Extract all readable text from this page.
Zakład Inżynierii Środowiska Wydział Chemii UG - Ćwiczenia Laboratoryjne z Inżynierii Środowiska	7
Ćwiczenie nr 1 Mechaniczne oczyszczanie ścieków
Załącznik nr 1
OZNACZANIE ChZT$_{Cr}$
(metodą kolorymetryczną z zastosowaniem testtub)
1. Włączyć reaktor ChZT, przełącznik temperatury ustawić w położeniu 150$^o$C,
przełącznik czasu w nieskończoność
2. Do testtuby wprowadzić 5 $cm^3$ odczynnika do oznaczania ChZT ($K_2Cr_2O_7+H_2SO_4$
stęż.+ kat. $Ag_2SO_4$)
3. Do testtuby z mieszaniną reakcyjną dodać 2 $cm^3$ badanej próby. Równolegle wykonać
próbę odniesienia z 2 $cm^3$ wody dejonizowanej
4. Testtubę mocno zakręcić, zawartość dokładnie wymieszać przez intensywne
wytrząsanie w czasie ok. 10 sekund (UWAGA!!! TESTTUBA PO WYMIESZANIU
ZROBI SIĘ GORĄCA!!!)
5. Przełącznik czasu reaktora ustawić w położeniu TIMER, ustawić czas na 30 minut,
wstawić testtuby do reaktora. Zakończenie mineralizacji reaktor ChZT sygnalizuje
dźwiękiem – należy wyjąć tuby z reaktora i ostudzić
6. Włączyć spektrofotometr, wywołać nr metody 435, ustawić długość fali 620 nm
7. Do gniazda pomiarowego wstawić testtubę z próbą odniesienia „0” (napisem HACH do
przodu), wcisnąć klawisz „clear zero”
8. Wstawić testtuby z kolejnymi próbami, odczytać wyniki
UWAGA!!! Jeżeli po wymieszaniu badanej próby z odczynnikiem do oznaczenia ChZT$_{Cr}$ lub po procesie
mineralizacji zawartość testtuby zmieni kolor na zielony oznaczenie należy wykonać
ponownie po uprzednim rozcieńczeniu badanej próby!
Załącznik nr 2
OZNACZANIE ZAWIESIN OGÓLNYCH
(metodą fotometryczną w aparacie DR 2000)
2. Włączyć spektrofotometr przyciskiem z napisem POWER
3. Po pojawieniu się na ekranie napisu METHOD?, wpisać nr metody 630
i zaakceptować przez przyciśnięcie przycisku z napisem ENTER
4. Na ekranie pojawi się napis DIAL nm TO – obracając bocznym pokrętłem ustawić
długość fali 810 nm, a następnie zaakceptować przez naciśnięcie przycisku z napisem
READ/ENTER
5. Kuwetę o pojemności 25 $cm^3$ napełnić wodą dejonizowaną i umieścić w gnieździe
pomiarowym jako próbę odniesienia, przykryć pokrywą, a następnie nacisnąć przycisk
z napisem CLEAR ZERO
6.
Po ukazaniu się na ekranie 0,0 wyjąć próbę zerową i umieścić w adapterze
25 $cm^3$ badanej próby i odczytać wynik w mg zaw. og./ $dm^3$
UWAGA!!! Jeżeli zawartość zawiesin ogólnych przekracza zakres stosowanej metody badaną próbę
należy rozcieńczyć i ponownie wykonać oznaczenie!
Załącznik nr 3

◆ Set problem ◆
Write the number of lines containing the word "testtuby" and nothing besides it.

◆ Result of the task ◆
5